- **Input data**
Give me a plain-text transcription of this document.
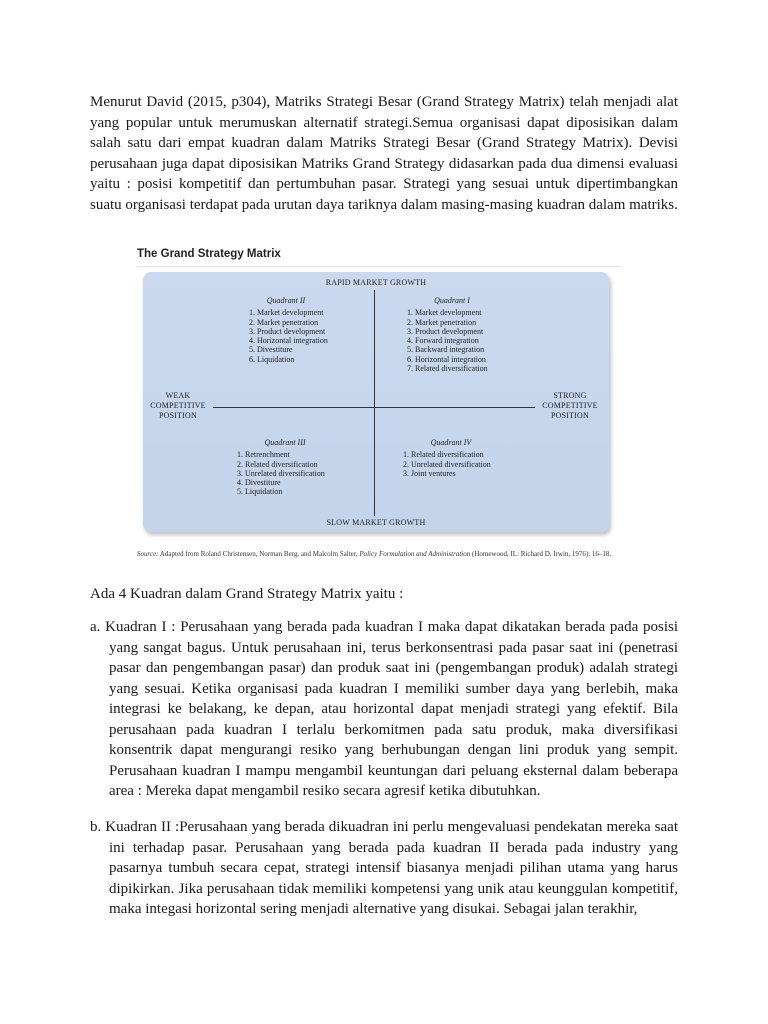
Menurut David (2015, p304), Matriks Strategi Besar (Grand Strategy Matrix) telah menjadi alat yang popular untuk merumuskan alternatif strategi.Semua organisasi dapat diposisikan dalam salah satu dari empat kuadran dalam Matriks Strategi Besar (Grand Strategy Matrix). Devisi perusahaan juga dapat diposisikan Matriks Grand Strategy didasarkan pada dua dimensi evaluasi yaitu : posisi kompetitif dan pertumbuhan pasar. Strategi yang sesuai untuk dipertimbangkan suatu organisasi terdapat pada urutan daya tariknya dalam masing-masing kuadran dalam matriks.

The Grand Strategy Matrix
RAPID MARKET GROWTH
SLOW MARKET GROWTH
WEAK
COMPETITIVE
POSITION
STRONG
COMPETITIVE
POSITION
Quadrant II
1. Market development
2. Market penetration
3. Product development
4. Horizontal integration
5. Divestiture
6. Liquidation
Quadrant I
1. Market development
2. Market penetration
3. Product development
4. Forward integration
5. Backward integration
6. Horizontal integration
7. Related diversification
Quadrant III
1. Retrenchment
2. Related diversification
3. Unrelated diversification
4. Divestiture
5. Liquidation
Quadrant IV
1. Related diversification
2. Unrelated diversification
3. Joint ventures
Source: Adapted from Roland Christensen, Norman Berg, and Malcolm Salter, Policy Formulation and Administration (Homewood, IL: Richard D. Irwin, 1976): 16–18.

Ada 4 Kuadran dalam Grand Strategy Matrix yaitu :

a. Kuadran I : Perusahaan yang berada pada kuadran I maka dapat dikatakan berada pada posisi yang sangat bagus. Untuk perusahaan ini, terus berkonsentrasi pada pasar saat ini (penetrasi pasar dan pengembangan pasar) dan produk saat ini (pengembangan produk) adalah strategi yang sesuai. Ketika organisasi pada kuadran I memiliki sumber daya yang berlebih, maka integrasi ke belakang, ke depan, atau horizontal dapat menjadi strategi yang efektif. Bila perusahaan pada kuadran I terlalu berkomitmen pada satu produk, maka diversifikasi konsentrik dapat mengurangi resiko yang berhubungan dengan lini produk yang sempit. Perusahaan kuadran I mampu mengambil keuntungan dari peluang eksternal dalam beberapa area : Mereka dapat mengambil resiko secara agresif ketika dibutuhkan.

b. Kuadran II :Perusahaan yang berada dikuadran ini perlu mengevaluasi pendekatan mereka saat ini terhadap pasar. Perusahaan yang berada pada kuadran II berada pada industry yang pasarnya tumbuh secara cepat, strategi intensif biasanya menjadi pilihan utama yang harus dipikirkan. Jika perusahaan tidak memiliki kompetensi yang unik atau keunggulan kompetitif, maka integasi horizontal sering menjadi alternative yang disukai. Sebagai jalan terakhir,
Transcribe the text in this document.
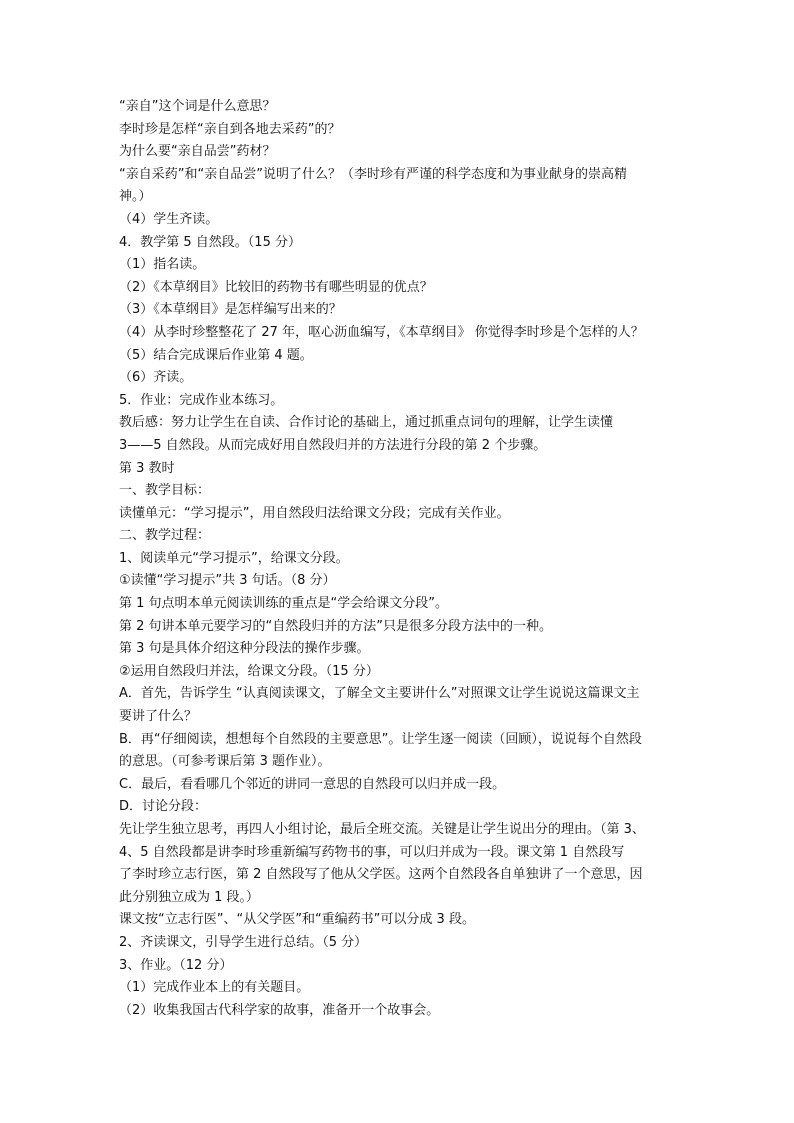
“亲自”这个词是什么意思？
李时珍是怎样“亲自到各地去采药”的？
为什么要“亲自品尝”药材？
“亲自采药”和“亲自品尝”说明了什么？（李时珍有严谨的科学态度和为事业献身的崇高精
神。）
（4）学生齐读。
4．教学第 5 自然段。（15 分）
（1）指名读。
（2）《本草纲目》比较旧的药物书有哪些明显的优点？
（3）《本草纲目》是怎样编写出来的？
（4）从李时珍整整花了 27 年，呕心沥血编写，《本草纲目》 你觉得李时珍是个怎样的人？
（5）结合完成课后作业第 4 题。
（6）齐读。
5．作业：完成作业本练习。
教后感：努力让学生在自读、合作讨论的基础上，通过抓重点词句的理解，让学生读懂
3——5 自然段。从而完成好用自然段归并的方法进行分段的第 2 个步骤。
第 3 教时
一、教学目标：
读懂单元：“学习提示”，用自然段归法给课文分段；完成有关作业。
二、教学过程：
1、阅读单元“学习提示”，给课文分段。
①读懂“学习提示”共 3 句话。（8 分）
第 1 句点明本单元阅读训练的重点是“学会给课文分段”。
第 2 句讲本单元要学习的“自然段归并的方法”只是很多分段方法中的一种。
第 3 句是具体介绍这种分段法的操作步骤。
②运用自然段归并法，给课文分段。（15 分）
A．首先，告诉学生 “认真阅读课文，了解全文主要讲什么”对照课文让学生说说这篇课文主
要讲了什么？
B．再“仔细阅读，想想每个自然段的主要意思”。让学生逐一阅读（回顾），说说每个自然段
的意思。（可参考课后第 3 题作业）。
C．最后，看看哪几个邻近的讲同一意思的自然段可以归并成一段。
D．讨论分段：
先让学生独立思考，再四人小组讨论，最后全班交流。关键是让学生说出分的理由。（第 3、
4、5 自然段都是讲李时珍重新编写药物书的事，可以归并成为一段。课文第 1 自然段写
了李时珍立志行医，第 2 自然段写了他从父学医。这两个自然段各自单独讲了一个意思，因
此分别独立成为 1 段。）
课文按“立志行医”、“从父学医”和“重编药书”可以分成 3 段。
2、齐读课文，引导学生进行总结。（5 分）
3、作业。（12 分）
（1）完成作业本上的有关题目。
（2）收集我国古代科学家的故事，准备开一个故事会。
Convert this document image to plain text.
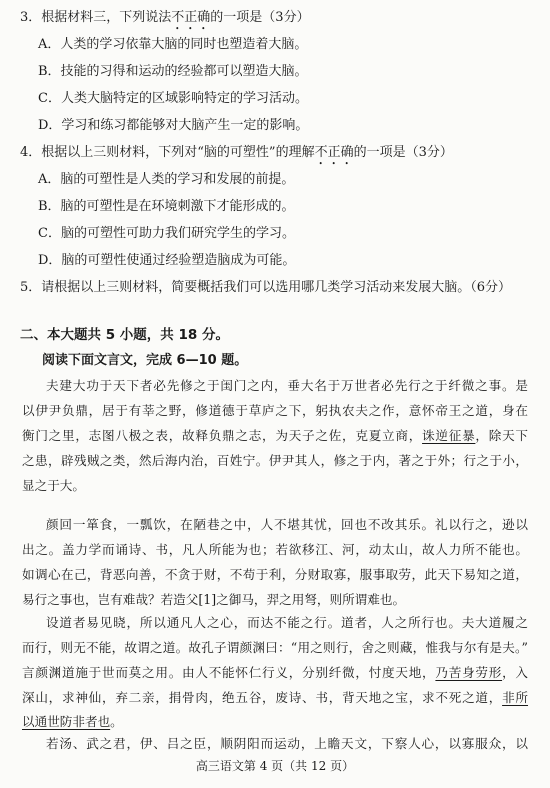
3．根据材料三，下列说法不正确的一项是（3分）
A．人类的学习依靠大脑的同时也塑造着大脑。
B．技能的习得和运动的经验都可以塑造大脑。
C．人类大脑特定的区域影响特定的学习活动。
D．学习和练习都能够对大脑产生一定的影响。
4．根据以上三则材料，下列对“脑的可塑性”的理解不正确的一项是（3分）
A．脑的可塑性是人类的学习和发展的前提。
B．脑的可塑性是在环境刺激下才能形成的。
C．脑的可塑性可助力我们研究学生的学习。
D．脑的可塑性使通过经验塑造脑成为可能。
5．请根据以上三则材料，简要概括我们可以选用哪几类学习活动来发展大脑。（6分）
二、本大题共 5 小题，共 18 分。
阅读下面文言文，完成 6—10 题。
夫建大功于天下者必先修之于闺门之内，垂大名于万世者必先行之于纤微之事。是
以伊尹负鼎，居于有莘之野，修道德于草庐之下，躬执农夫之作，意怀帝王之道，身在
衡门之里，志图八极之表，故释负鼎之志，为天子之佐，克夏立商，诛逆征暴，除天下
之患，辟残贼之类，然后海内治，百姓宁。伊尹其人，修之于内，著之于外；行之于小，
显之于大。
颜回一箪食，一瓢饮，在陋巷之中，人不堪其忧，回也不改其乐。礼以行之，逊以
出之。盖力学而诵诗、书，凡人所能为也；若欲移江、河，动太山，故人力所不能也。
如调心在己，背恶向善，不贪于财，不苟于利，分财取寡，服事取劳，此天下易知之道，
易行之事也，岂有难哉？若造父[1]之御马，羿之用弩，则所谓难也。
设道者易见晓，所以通凡人之心，而达不能之行。道者，人之所行也。夫大道履之
而行，则无不能，故谓之道。故孔子谓颜渊曰：“用之则行，舍之则藏，惟我与尔有是夫。”
言颜渊道施于世而莫之用。由人不能怀仁行义，分别纤微，忖度天地，乃苦身劳形，入
深山，求神仙，弃二亲，捐骨肉，绝五谷，废诗、书，背天地之宝，求不死之道，非所
以通世防非者也。
若汤、武之君，伊、吕之臣，顺阴阳而运动，上瞻天文，下察人心，以寡服众，以
高三语文第 4 页（共 12 页）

- **Requirements**
Exclude the images and reproduce the remaining data exactly.

- **Answer for this exercise**
Give me a plain-text transcription of this document.
Menurut David (2015, p304), Matriks Strategi Besar (Grand Strategy Matrix) telah menjadi alat yang popular untuk merumuskan alternatif strategi.Semua organisasi dapat diposisikan dalam salah satu dari empat kuadran dalam Matriks Strategi Besar (Grand Strategy Matrix). Devisi perusahaan juga dapat diposisikan Matriks Grand Strategy didasarkan pada dua dimensi evaluasi yaitu : posisi kompetitif dan pertumbuhan pasar. Strategi yang sesuai untuk dipertimbangkan suatu organisasi terdapat pada urutan daya tariknya dalam masing-masing kuadran dalam matriks.

The Grand Strategy Matrix
RAPID MARKET GROWTH
SLOW MARKET GROWTH
WEAK
COMPETITIVE
POSITION
STRONG
COMPETITIVE
POSITION
Quadrant II
1. Market development
2. Market penetration
3. Product development
4. Horizontal integration
5. Divestiture
6. Liquidation
Quadrant I
1. Market development
2. Market penetration
3. Product development
4. Forward integration
5. Backward integration
6. Horizontal integration
7. Related diversification
Quadrant III
1. Retrenchment
2. Related diversification
3. Unrelated diversification
4. Divestiture
5. Liquidation
Quadrant IV
1. Related diversification
2. Unrelated diversification
3. Joint ventures
Source: Adapted from Roland Christensen, Norman Berg, and Malcolm Salter, Policy Formulation and Administration (Homewood, IL: Richard D. Irwin, 1976): 16–18.

Ada 4 Kuadran dalam Grand Strategy Matrix yaitu :

a. Kuadran I : Perusahaan yang berada pada kuadran I maka dapat dikatakan berada pada posisi yang sangat bagus. Untuk perusahaan ini, terus berkonsentrasi pada pasar saat ini (penetrasi pasar dan pengembangan pasar) dan produk saat ini (pengembangan produk) adalah strategi yang sesuai. Ketika organisasi pada kuadran I memiliki sumber daya yang berlebih, maka integrasi ke belakang, ke depan, atau horizontal dapat menjadi strategi yang efektif. Bila perusahaan pada kuadran I terlalu berkomitmen pada satu produk, maka diversifikasi konsentrik dapat mengurangi resiko yang berhubungan dengan lini produk yang sempit. Perusahaan kuadran I mampu mengambil keuntungan dari peluang eksternal dalam beberapa area : Mereka dapat mengambil resiko secara agresif ketika dibutuhkan.

b. Kuadran II :Perusahaan yang berada dikuadran ini perlu mengevaluasi pendekatan mereka saat ini terhadap pasar. Perusahaan yang berada pada kuadran II berada pada industry yang pasarnya tumbuh secara cepat, strategi intensif biasanya menjadi pilihan utama yang harus dipikirkan. Jika perusahaan tidak memiliki kompetensi yang unik atau keunggulan kompetitif, maka integasi horizontal sering menjadi alternative yang disukai. Sebagai jalan terakhir,
Transcribe the text in this document.
“亲自”这个词是什么意思？
李时珍是怎样“亲自到各地去采药”的？
为什么要“亲自品尝”药材？
“亲自采药”和“亲自品尝”说明了什么？（李时珍有严谨的科学态度和为事业献身的崇高精
神。）
（4）学生齐读。
4．教学第 5 自然段。（15 分）
（1）指名读。
（2）《本草纲目》比较旧的药物书有哪些明显的优点？
（3）《本草纲目》是怎样编写出来的？
（4）从李时珍整整花了 27 年，呕心沥血编写，《本草纲目》 你觉得李时珍是个怎样的人？
（5）结合完成课后作业第 4 题。
（6）齐读。
5．作业：完成作业本练习。
教后感：努力让学生在自读、合作讨论的基础上，通过抓重点词句的理解，让学生读懂
3——5 自然段。从而完成好用自然段归并的方法进行分段的第 2 个步骤。
第 3 教时
一、教学目标：
读懂单元：“学习提示”，用自然段归法给课文分段；完成有关作业。
二、教学过程：
1、阅读单元“学习提示”，给课文分段。
①读懂“学习提示”共 3 句话。（8 分）
第 1 句点明本单元阅读训练的重点是“学会给课文分段”。
第 2 句讲本单元要学习的“自然段归并的方法”只是很多分段方法中的一种。
第 3 句是具体介绍这种分段法的操作步骤。
②运用自然段归并法，给课文分段。（15 分）
A．首先，告诉学生 “认真阅读课文，了解全文主要讲什么”对照课文让学生说说这篇课文主
要讲了什么？
B．再“仔细阅读，想想每个自然段的主要意思”。让学生逐一阅读（回顾），说说每个自然段
的意思。（可参考课后第 3 题作业）。
C．最后，看看哪几个邻近的讲同一意思的自然段可以归并成一段。
D．讨论分段：
先让学生独立思考，再四人小组讨论，最后全班交流。关键是让学生说出分的理由。（第 3、
4、5 自然段都是讲李时珍重新编写药物书的事，可以归并成为一段。课文第 1 自然段写
了李时珍立志行医，第 2 自然段写了他从父学医。这两个自然段各自单独讲了一个意思，因
此分别独立成为 1 段。）
课文按“立志行医”、“从父学医”和“重编药书”可以分成 3 段。
2、齐读课文，引导学生进行总结。（5 分）
3、作业。（12 分）
（1）完成作业本上的有关题目。
（2）收集我国古代科学家的故事，准备开一个故事会。
Convert this document image to plain text.
3．根据材料三，下列说法不正确的一项是（3分）
A．人类的学习依靠大脑的同时也塑造着大脑。
B．技能的习得和运动的经验都可以塑造大脑。
C．人类大脑特定的区域影响特定的学习活动。
D．学习和练习都能够对大脑产生一定的影响。
4．根据以上三则材料，下列对“脑的可塑性”的理解不正确的一项是（3分）
A．脑的可塑性是人类的学习和发展的前提。
B．脑的可塑性是在环境刺激下才能形成的。
C．脑的可塑性可助力我们研究学生的学习。
D．脑的可塑性使通过经验塑造脑成为可能。
5．请根据以上三则材料，简要概括我们可以选用哪几类学习活动来发展大脑。（6分）
二、本大题共 5 小题，共 18 分。
阅读下面文言文，完成 6—10 题。
夫建大功于天下者必先修之于闺门之内，垂大名于万世者必先行之于纤微之事。是
以伊尹负鼎，居于有莘之野，修道德于草庐之下，躬执农夫之作，意怀帝王之道，身在
衡门之里，志图八极之表，故释负鼎之志，为天子之佐，克夏立商，诛逆征暴，除天下
之患，辟残贼之类，然后海内治，百姓宁。伊尹其人，修之于内，著之于外；行之于小，
显之于大。
颜回一箪食，一瓢饮，在陋巷之中，人不堪其忧，回也不改其乐。礼以行之，逊以
出之。盖力学而诵诗、书，凡人所能为也；若欲移江、河，动太山，故人力所不能也。
如调心在己，背恶向善，不贪于财，不苟于利，分财取寡，服事取劳，此天下易知之道，
易行之事也，岂有难哉？若造父[1]之御马，羿之用弩，则所谓难也。
设道者易见晓，所以通凡人之心，而达不能之行。道者，人之所行也。夫大道履之
而行，则无不能，故谓之道。故孔子谓颜渊曰：“用之则行，舍之则藏，惟我与尔有是夫。”
言颜渊道施于世而莫之用。由人不能怀仁行义，分别纤微，忖度天地，乃苦身劳形，入
深山，求神仙，弃二亲，捐骨肉，绝五谷，废诗、书，背天地之宝，求不死之道，非所
以通世防非者也。
若汤、武之君，伊、吕之臣，顺阴阳而运动，上瞻天文，下察人心，以寡服众，以
高三语文第 4 页（共 12 页）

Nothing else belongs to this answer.